Prompt:
Would you retype all of these records exactly?

Collected data entries:
— BEGIN —
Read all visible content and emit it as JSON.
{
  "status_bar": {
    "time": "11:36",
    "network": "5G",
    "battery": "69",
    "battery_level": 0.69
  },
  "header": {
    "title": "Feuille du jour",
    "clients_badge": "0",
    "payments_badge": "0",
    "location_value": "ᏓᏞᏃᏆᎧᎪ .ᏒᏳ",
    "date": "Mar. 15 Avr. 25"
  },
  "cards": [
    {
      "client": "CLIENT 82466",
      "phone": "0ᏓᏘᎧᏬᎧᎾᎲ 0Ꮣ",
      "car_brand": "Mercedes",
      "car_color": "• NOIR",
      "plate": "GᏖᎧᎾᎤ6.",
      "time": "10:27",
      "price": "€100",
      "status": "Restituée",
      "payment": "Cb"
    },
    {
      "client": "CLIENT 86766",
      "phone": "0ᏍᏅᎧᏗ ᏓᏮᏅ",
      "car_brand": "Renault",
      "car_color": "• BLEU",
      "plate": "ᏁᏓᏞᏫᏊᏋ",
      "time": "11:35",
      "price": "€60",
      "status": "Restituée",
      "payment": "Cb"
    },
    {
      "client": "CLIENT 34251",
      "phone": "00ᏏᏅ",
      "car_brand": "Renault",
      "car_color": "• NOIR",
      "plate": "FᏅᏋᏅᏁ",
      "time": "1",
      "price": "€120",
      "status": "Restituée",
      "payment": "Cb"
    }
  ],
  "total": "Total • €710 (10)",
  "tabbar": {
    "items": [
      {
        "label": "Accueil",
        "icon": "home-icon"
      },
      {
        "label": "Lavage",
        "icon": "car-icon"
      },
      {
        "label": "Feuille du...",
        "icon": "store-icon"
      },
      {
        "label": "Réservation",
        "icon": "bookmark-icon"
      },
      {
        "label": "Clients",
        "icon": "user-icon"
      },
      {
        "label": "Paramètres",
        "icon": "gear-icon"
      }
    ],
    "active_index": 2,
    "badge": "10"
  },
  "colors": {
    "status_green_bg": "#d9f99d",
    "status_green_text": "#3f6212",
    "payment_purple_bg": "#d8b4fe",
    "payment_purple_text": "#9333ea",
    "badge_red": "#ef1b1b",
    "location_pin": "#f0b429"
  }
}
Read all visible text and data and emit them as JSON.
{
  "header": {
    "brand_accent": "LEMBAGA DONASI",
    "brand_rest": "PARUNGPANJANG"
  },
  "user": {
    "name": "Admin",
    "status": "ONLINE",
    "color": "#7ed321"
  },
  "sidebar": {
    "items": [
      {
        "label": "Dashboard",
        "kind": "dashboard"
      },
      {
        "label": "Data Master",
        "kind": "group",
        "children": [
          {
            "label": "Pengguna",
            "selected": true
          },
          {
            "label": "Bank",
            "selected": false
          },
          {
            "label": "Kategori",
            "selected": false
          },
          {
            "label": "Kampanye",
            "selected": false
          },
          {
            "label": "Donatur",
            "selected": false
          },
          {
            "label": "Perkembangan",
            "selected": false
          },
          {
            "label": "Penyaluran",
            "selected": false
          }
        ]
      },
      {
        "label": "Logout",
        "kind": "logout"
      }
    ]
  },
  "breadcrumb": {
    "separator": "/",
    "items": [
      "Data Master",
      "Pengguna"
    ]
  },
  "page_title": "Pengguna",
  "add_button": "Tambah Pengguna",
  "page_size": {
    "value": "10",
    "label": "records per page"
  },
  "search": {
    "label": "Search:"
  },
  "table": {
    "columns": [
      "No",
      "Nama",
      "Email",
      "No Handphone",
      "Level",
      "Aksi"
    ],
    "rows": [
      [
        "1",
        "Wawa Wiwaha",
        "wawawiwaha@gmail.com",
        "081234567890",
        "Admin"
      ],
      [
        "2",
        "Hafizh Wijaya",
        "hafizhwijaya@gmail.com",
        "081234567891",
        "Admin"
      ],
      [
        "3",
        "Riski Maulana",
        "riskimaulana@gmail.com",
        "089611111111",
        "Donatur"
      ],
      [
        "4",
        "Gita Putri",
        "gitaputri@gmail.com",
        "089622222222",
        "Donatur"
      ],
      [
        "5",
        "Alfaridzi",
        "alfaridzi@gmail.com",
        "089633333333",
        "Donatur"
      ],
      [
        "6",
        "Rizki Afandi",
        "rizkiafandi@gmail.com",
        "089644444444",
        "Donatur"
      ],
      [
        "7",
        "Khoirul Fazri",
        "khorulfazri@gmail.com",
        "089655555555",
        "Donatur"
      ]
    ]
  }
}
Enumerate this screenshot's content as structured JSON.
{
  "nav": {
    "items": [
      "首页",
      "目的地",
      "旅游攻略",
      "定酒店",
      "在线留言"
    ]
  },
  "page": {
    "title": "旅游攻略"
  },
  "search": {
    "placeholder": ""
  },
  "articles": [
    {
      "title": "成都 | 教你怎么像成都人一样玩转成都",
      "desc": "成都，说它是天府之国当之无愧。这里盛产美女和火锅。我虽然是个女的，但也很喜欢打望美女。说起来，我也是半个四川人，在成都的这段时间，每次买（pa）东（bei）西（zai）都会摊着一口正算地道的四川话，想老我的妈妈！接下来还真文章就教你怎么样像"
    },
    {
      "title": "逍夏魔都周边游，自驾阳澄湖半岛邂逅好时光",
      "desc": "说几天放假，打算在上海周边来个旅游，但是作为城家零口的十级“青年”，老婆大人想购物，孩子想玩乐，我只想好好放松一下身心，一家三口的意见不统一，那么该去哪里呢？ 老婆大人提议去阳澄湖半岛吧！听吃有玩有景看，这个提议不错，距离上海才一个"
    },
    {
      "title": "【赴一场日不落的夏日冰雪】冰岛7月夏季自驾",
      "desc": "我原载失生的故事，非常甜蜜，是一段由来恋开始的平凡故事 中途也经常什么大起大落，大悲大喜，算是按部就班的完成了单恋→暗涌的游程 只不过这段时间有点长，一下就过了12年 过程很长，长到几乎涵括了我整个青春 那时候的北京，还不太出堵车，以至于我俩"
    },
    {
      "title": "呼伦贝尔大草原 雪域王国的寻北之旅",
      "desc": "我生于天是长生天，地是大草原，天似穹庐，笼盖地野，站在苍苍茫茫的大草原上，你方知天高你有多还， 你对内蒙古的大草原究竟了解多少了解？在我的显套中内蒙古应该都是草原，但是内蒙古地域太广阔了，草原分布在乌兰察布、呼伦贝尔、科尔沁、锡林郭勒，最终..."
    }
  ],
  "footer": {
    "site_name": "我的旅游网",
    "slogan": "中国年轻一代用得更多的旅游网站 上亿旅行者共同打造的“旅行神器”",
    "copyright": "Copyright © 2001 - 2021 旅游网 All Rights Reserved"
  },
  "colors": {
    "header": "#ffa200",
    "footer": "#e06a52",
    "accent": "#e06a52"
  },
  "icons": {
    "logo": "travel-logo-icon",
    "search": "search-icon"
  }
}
— END —
Response to this task:
Read all visible content and emit it as JSON.
{
  "status_bar": {
    "time": "11:36",
    "network": "5G",
    "battery": "69",
    "battery_level": 0.69
  },
  "header": {
    "title": "Feuille du jour",
    "clients_badge": "0",
    "payments_badge": "0",
    "location_value": "ᏓᏞᏃᏆᎧᎪ .ᏒᏳ",
    "date": "Mar. 15 Avr. 25"
  },
  "cards": [
    {
      "client": "CLIENT 82466",
      "phone": "0ᏓᏘᎧᏬᎧᎾᎲ 0Ꮣ",
      "car_brand": "Mercedes",
      "car_color": "• NOIR",
      "plate": "GᏖᎧᎾᎤ6.",
      "time": "10:27",
      "price": "€100",
      "status": "Restituée",
      "payment": "Cb"
    },
    {
      "client": "CLIENT 86766",
      "phone": "0ᏍᏅᎧᏗ ᏓᏮᏅ",
      "car_brand": "Renault",
      "car_color": "• BLEU",
      "plate": "ᏁᏓᏞᏫᏊᏋ",
      "time": "11:35",
      "price": "€60",
      "status": "Restituée",
      "payment": "Cb"
    },
    {
      "client": "CLIENT 34251",
      "phone": "00ᏏᏅ",
      "car_brand": "Renault",
      "car_color": "• NOIR",
      "plate": "FᏅᏋᏅᏁ",
      "time": "1",
      "price": "€120",
      "status": "Restituée",
      "payment": "Cb"
    }
  ],
  "total": "Total • €710 (10)",
  "tabbar": {
    "items": [
      {
        "label": "Accueil",
        "icon": "home-icon"
      },
      {
        "label": "Lavage",
        "icon": "car-icon"
      },
      {
        "label": "Feuille du...",
        "icon": "store-icon"
      },
      {
        "label": "Réservation",
        "icon": "bookmark-icon"
      },
      {
        "label": "Clients",
        "icon": "user-icon"
      },
      {
        "label": "Paramètres",
        "icon": "gear-icon"
      }
    ],
    "active_index": 2,
    "badge": "10"
  },
  "colors": {
    "status_green_bg": "#d9f99d",
    "status_green_text": "#3f6212",
    "payment_purple_bg": "#d8b4fe",
    "payment_purple_text": "#9333ea",
    "badge_red": "#ef1b1b",
    "location_pin": "#f0b429"
  }
}
Read all visible text and data and emit them as JSON.
{
  "header": {
    "brand_accent": "LEMBAGA DONASI",
    "brand_rest": "PARUNGPANJANG"
  },
  "user": {
    "name": "Admin",
    "status": "ONLINE",
    "color": "#7ed321"
  },
  "sidebar": {
    "items": [
      {
        "label": "Dashboard",
        "kind": "dashboard"
      },
      {
        "label": "Data Master",
        "kind": "group",
        "children": [
          {
            "label": "Pengguna",
            "selected": true
          },
          {
            "label": "Bank",
            "selected": false
          },
          {
            "label": "Kategori",
            "selected": false
          },
          {
            "label": "Kampanye",
            "selected": false
          },
          {
            "label": "Donatur",
            "selected": false
          },
          {
            "label": "Perkembangan",
            "selected": false
          },
          {
            "label": "Penyaluran",
            "selected": false
          }
        ]
      },
      {
        "label": "Logout",
        "kind": "logout"
      }
    ]
  },
  "breadcrumb": {
    "separator": "/",
    "items": [
      "Data Master",
      "Pengguna"
    ]
  },
  "page_title": "Pengguna",
  "add_button": "Tambah Pengguna",
  "page_size": {
    "value": "10",
    "label": "records per page"
  },
  "search": {
    "label": "Search:"
  },
  "table": {
    "columns": [
      "No",
      "Nama",
      "Email",
      "No Handphone",
      "Level",
      "Aksi"
    ],
    "rows": [
      [
        "1",
        "Wawa Wiwaha",
        "wawawiwaha@gmail.com",
        "081234567890",
        "Admin"
      ],
      [
        "2",
        "Hafizh Wijaya",
        "hafizhwijaya@gmail.com",
        "081234567891",
        "Admin"
      ],
      [
        "3",
        "Riski Maulana",
        "riskimaulana@gmail.com",
        "089611111111",
        "Donatur"
      ],
      [
        "4",
        "Gita Putri",
        "gitaputri@gmail.com",
        "089622222222",
        "Donatur"
      ],
      [
        "5",
        "Alfaridzi",
        "alfaridzi@gmail.com",
        "089633333333",
        "Donatur"
      ],
      [
        "6",
        "Rizki Afandi",
        "rizkiafandi@gmail.com",
        "089644444444",
        "Donatur"
      ],
      [
        "7",
        "Khoirul Fazri",
        "khorulfazri@gmail.com",
        "089655555555",
        "Donatur"
      ]
    ]
  }
}
Enumerate this screenshot's content as structured JSON.
{
  "nav": {
    "items": [
      "首页",
      "目的地",
      "旅游攻略",
      "定酒店",
      "在线留言"
    ]
  },
  "page": {
    "title": "旅游攻略"
  },
  "search": {
    "placeholder": ""
  },
  "articles": [
    {
      "title": "成都 | 教你怎么像成都人一样玩转成都",
      "desc": "成都，说它是天府之国当之无愧。这里盛产美女和火锅。我虽然是个女的，但也很喜欢打望美女。说起来，我也是半个四川人，在成都的这段时间，每次买（pa）东（bei）西（zai）都会摊着一口正算地道的四川话，想老我的妈妈！接下来还真文章就教你怎么样像"
    },
    {
      "title": "逍夏魔都周边游，自驾阳澄湖半岛邂逅好时光",
      "desc": "说几天放假，打算在上海周边来个旅游，但是作为城家零口的十级“青年”，老婆大人想购物，孩子想玩乐，我只想好好放松一下身心，一家三口的意见不统一，那么该去哪里呢？ 老婆大人提议去阳澄湖半岛吧！听吃有玩有景看，这个提议不错，距离上海才一个"
    },
    {
      "title": "【赴一场日不落的夏日冰雪】冰岛7月夏季自驾",
      "desc": "我原载失生的故事，非常甜蜜，是一段由来恋开始的平凡故事 中途也经常什么大起大落，大悲大喜，算是按部就班的完成了单恋→暗涌的游程 只不过这段时间有点长，一下就过了12年 过程很长，长到几乎涵括了我整个青春 那时候的北京，还不太出堵车，以至于我俩"
    },
    {
      "title": "呼伦贝尔大草原 雪域王国的寻北之旅",
      "desc": "我生于天是长生天，地是大草原，天似穹庐，笼盖地野，站在苍苍茫茫的大草原上，你方知天高你有多还， 你对内蒙古的大草原究竟了解多少了解？在我的显套中内蒙古应该都是草原，但是内蒙古地域太广阔了，草原分布在乌兰察布、呼伦贝尔、科尔沁、锡林郭勒，最终..."
    }
  ],
  "footer": {
    "site_name": "我的旅游网",
    "slogan": "中国年轻一代用得更多的旅游网站 上亿旅行者共同打造的“旅行神器”",
    "copyright": "Copyright © 2001 - 2021 旅游网 All Rights Reserved"
  },
  "colors": {
    "header": "#ffa200",
    "footer": "#e06a52",
    "accent": "#e06a52"
  },
  "icons": {
    "logo": "travel-logo-icon",
    "search": "search-icon"
  }
}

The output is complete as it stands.